* OBJECTIVE: Give the count of lines that include the string "其构成要件有哪些". Add nothing to it.
▼
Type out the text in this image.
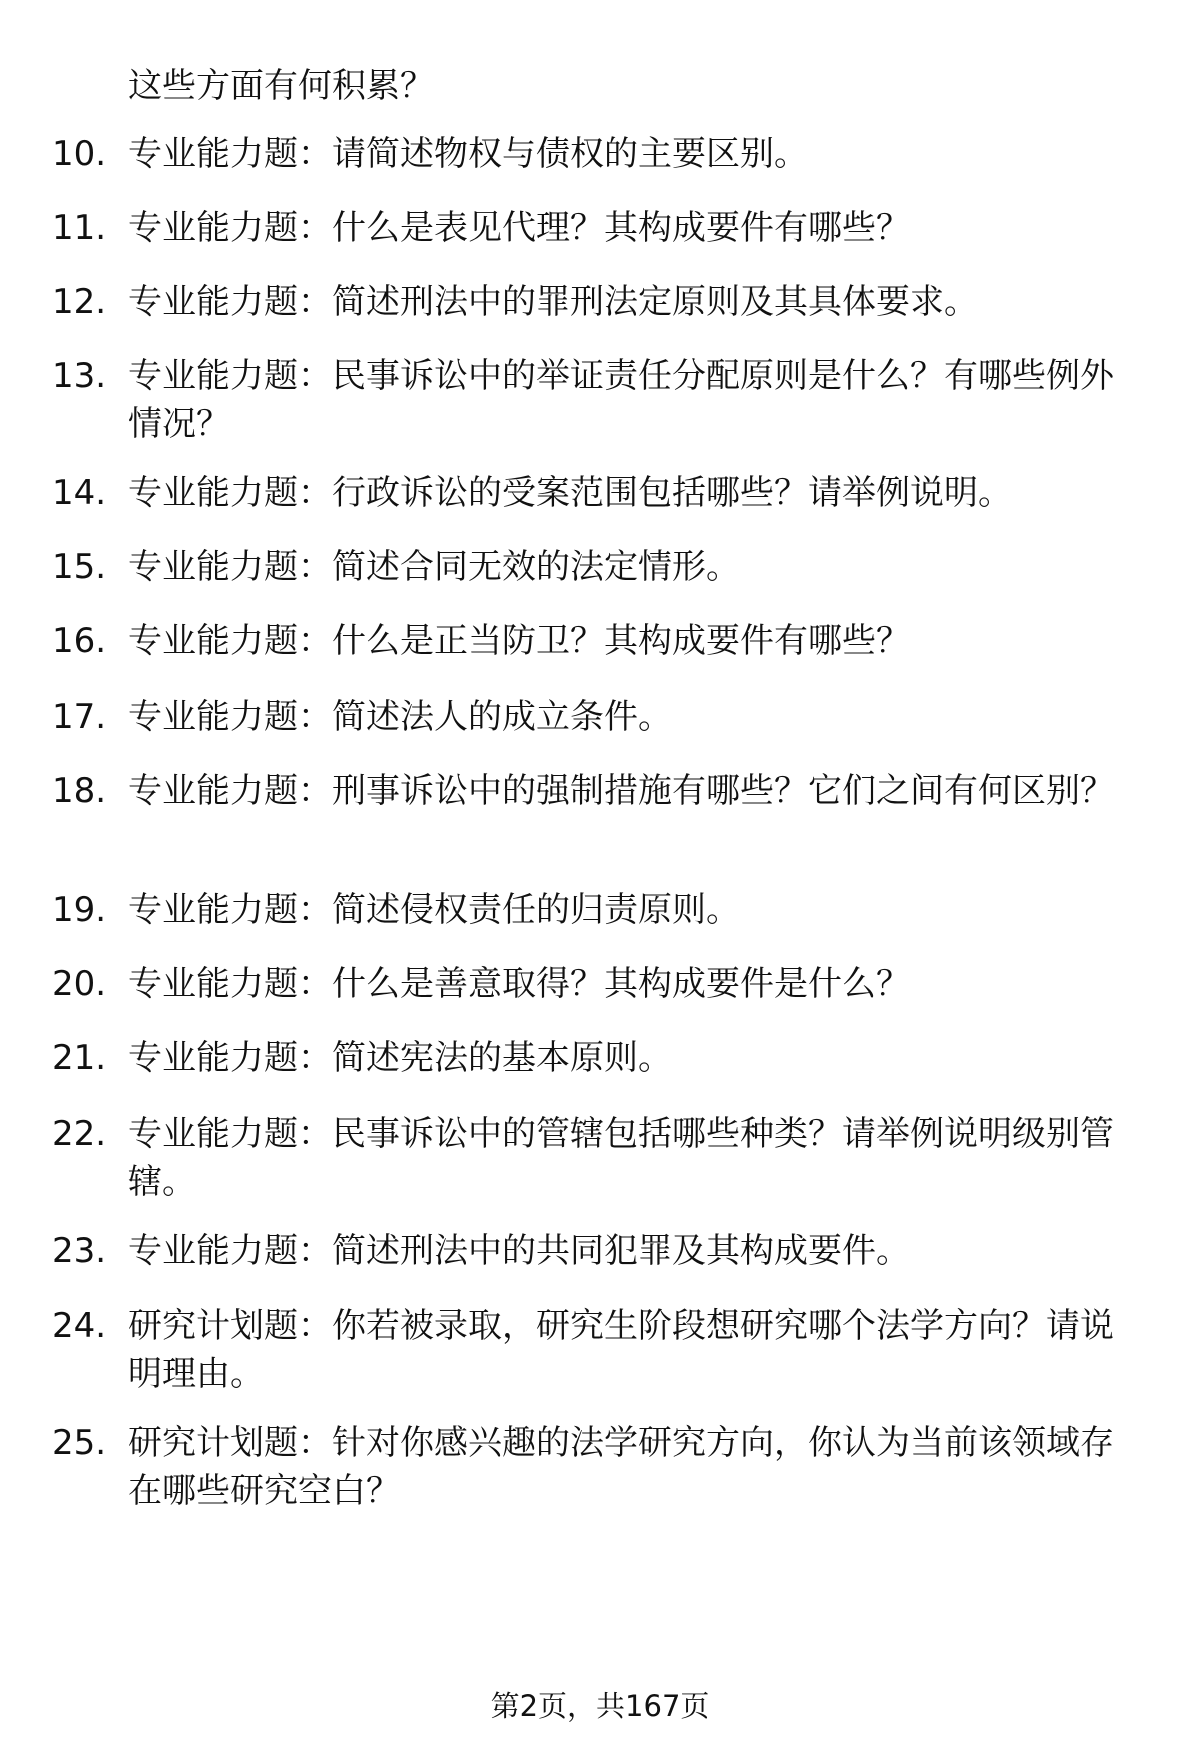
这些方面有何积累？
10. 专业能力题：请简述物权与债权的主要区别。
11. 专业能力题：什么是表见代理？其构成要件有哪些？
12. 专业能力题：简述刑法中的罪刑法定原则及其具体要求。
13. 专业能力题：民事诉讼中的举证责任分配原则是什么？有哪些例外情况？
14. 专业能力题：行政诉讼的受案范围包括哪些？请举例说明。
15. 专业能力题：简述合同无效的法定情形。
16. 专业能力题：什么是正当防卫？其构成要件有哪些？
17. 专业能力题：简述法人的成立条件。
18. 专业能力题：刑事诉讼中的强制措施有哪些？它们之间有何区别？
19. 专业能力题：简述侵权责任的归责原则。
20. 专业能力题：什么是善意取得？其构成要件是什么？
21. 专业能力题：简述宪法的基本原则。
22. 专业能力题：民事诉讼中的管辖包括哪些种类？请举例说明级别管辖。
23. 专业能力题：简述刑法中的共同犯罪及其构成要件。
24. 研究计划题：你若被录取，研究生阶段想研究哪个法学方向？请说明理由。
25. 研究计划题：针对你感兴趣的法学研究方向，你认为当前该领域存在哪些研究空白？
第2页，共167页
▲
* OUTPUT FOR THIS TASK: 2